# TASK PROMPT:
Keep only the lines where "label" appears.

# AVAILABLE DATA:
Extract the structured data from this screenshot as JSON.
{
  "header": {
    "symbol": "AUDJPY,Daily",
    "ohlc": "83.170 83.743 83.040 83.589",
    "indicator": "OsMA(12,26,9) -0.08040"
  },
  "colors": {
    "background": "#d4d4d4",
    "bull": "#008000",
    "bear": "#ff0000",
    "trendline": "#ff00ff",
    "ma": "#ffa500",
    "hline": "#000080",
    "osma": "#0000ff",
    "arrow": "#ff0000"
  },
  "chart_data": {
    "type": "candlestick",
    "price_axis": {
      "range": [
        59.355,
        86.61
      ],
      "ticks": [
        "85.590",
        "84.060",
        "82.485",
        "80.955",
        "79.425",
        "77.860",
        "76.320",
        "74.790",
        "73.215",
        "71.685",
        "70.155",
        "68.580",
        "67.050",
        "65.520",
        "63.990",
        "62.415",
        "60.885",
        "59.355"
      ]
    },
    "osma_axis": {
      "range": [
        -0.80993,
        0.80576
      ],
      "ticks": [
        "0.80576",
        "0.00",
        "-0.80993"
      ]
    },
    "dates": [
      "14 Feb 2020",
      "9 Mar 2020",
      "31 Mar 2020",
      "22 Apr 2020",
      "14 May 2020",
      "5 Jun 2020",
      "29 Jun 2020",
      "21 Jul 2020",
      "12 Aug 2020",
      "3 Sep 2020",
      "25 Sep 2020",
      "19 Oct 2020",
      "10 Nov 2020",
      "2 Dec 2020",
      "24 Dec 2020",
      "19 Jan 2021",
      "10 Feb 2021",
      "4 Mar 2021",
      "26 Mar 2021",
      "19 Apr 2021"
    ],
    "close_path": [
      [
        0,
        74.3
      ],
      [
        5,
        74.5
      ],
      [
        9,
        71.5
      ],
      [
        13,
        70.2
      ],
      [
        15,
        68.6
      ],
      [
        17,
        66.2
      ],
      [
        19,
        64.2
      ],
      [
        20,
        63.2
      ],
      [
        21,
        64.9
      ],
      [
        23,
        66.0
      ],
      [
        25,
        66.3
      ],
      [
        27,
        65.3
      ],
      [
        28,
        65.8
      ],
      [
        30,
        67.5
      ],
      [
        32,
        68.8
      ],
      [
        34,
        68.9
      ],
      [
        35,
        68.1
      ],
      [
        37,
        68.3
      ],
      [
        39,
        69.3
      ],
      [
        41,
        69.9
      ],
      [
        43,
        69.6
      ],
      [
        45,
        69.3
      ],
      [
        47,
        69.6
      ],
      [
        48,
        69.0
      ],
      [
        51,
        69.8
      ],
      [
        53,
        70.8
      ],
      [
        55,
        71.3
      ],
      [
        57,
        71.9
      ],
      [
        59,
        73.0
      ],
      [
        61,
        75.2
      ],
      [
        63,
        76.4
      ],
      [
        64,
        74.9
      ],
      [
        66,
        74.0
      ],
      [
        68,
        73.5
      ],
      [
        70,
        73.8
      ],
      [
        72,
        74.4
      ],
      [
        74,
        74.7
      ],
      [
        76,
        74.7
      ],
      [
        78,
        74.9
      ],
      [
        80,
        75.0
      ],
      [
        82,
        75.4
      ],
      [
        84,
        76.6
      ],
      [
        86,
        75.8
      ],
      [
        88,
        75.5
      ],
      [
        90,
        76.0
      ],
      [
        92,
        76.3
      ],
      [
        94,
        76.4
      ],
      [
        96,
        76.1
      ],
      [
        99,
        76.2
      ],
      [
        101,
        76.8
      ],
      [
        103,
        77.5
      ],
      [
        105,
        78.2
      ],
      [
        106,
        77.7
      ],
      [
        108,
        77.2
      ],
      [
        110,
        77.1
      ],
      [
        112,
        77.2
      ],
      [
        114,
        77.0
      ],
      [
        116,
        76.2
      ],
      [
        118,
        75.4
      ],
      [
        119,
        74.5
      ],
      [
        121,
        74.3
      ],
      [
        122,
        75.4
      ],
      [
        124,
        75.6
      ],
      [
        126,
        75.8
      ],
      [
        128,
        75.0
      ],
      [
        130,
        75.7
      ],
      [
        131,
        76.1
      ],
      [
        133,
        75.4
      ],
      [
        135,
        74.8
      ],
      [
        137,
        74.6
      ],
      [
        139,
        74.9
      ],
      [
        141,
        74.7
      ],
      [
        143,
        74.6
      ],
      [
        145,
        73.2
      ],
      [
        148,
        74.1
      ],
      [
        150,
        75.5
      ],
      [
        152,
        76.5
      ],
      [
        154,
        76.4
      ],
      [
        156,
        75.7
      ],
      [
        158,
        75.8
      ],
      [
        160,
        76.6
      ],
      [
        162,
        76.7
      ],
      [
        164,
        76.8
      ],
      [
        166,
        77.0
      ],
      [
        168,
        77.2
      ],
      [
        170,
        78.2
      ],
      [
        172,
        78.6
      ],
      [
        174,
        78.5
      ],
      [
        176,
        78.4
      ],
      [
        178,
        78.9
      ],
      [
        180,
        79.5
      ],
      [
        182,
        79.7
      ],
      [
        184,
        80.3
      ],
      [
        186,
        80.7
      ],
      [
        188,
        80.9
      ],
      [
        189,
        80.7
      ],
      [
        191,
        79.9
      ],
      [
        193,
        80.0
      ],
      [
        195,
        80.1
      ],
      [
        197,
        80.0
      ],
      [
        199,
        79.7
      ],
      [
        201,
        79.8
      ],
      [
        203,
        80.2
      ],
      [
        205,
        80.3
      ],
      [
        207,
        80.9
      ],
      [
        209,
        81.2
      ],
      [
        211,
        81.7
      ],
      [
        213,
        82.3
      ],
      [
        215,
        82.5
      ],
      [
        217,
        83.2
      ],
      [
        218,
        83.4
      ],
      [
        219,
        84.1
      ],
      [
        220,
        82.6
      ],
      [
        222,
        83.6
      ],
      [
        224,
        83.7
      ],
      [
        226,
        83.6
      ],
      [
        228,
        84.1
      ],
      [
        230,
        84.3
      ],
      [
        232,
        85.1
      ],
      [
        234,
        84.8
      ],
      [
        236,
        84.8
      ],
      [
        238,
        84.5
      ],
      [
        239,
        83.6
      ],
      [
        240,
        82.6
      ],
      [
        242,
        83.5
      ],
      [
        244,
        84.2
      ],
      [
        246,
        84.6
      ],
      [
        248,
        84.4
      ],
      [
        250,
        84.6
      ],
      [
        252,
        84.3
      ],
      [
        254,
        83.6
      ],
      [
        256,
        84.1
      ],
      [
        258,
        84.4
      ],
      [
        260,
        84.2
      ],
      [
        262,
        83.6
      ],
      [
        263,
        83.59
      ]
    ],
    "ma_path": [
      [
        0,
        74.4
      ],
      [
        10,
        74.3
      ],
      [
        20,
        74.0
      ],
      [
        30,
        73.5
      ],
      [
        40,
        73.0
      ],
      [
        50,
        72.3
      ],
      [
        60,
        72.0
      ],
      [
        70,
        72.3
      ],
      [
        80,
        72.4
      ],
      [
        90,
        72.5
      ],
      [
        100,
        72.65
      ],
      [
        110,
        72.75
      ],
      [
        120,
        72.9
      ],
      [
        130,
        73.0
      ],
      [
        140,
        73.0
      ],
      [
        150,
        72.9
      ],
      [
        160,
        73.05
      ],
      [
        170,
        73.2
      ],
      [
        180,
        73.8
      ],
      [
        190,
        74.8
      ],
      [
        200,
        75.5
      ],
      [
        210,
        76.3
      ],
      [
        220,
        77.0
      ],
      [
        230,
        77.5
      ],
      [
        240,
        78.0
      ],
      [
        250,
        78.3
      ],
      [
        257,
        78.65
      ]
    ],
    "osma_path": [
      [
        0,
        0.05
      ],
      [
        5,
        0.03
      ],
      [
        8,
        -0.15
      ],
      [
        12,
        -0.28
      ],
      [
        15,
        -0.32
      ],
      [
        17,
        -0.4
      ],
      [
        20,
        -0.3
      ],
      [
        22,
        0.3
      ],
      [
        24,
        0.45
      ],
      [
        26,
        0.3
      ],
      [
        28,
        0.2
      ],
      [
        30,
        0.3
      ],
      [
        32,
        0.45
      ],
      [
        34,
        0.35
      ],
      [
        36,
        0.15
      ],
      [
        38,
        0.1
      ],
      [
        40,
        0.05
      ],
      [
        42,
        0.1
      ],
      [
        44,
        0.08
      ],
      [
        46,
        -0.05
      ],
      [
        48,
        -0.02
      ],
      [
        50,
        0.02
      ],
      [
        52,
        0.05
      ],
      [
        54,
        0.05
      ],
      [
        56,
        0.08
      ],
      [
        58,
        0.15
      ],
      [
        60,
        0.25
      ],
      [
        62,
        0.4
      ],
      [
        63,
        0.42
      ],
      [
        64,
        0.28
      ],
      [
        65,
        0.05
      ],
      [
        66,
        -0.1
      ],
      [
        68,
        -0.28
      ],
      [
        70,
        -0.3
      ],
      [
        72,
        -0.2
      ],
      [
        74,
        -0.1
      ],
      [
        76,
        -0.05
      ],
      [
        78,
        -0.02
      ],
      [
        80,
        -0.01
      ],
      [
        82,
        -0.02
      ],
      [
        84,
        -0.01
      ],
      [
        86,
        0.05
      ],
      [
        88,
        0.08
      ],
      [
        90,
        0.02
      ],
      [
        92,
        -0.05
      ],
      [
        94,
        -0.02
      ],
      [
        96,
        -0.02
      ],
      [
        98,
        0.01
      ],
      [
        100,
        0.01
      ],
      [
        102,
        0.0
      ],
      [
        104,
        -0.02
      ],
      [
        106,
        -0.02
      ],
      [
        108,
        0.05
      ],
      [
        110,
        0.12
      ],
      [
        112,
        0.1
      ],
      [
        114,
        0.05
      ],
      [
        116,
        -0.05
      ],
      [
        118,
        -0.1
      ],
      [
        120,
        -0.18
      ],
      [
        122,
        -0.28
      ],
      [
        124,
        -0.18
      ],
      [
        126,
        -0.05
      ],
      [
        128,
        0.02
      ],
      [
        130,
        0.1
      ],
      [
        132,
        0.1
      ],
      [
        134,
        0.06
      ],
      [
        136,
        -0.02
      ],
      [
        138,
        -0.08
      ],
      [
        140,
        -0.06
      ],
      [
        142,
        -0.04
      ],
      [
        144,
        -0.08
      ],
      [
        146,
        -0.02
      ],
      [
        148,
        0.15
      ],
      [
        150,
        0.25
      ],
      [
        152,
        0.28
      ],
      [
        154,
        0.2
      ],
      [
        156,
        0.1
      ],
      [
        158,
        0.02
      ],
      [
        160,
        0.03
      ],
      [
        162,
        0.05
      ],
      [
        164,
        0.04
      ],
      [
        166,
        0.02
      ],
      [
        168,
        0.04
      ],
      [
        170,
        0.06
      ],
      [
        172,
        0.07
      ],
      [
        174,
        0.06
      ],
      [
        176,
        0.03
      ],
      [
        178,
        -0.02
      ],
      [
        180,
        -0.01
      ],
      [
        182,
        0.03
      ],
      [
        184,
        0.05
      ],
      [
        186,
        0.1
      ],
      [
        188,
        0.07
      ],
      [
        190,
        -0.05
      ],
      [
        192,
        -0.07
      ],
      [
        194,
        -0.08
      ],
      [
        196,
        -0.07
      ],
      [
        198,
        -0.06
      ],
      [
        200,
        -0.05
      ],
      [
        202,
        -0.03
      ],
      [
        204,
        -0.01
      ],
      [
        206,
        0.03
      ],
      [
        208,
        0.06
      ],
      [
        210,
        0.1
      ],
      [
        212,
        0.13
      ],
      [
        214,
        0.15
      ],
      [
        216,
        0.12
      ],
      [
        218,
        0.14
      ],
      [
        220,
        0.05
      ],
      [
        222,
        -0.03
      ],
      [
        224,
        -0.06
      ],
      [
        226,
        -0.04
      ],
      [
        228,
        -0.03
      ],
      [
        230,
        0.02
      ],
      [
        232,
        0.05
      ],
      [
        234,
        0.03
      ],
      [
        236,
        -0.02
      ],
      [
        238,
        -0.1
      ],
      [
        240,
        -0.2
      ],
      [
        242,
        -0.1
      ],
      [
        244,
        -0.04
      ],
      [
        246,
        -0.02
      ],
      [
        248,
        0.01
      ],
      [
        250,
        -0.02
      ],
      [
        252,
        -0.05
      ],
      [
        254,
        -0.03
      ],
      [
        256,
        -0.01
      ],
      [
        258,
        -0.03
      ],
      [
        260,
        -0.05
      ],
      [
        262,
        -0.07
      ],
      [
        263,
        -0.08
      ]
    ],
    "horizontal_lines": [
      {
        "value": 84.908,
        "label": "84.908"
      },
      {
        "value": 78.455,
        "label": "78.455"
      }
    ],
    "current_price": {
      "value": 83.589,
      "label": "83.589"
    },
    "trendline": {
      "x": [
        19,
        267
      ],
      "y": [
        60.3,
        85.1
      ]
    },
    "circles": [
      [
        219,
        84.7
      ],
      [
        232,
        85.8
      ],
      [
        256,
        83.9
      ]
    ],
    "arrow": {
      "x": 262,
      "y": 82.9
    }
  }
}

# SOLUTION TO THIS EXERCISE:
        "label": "84.908"
        "label": "78.455"
      "label": "83.589"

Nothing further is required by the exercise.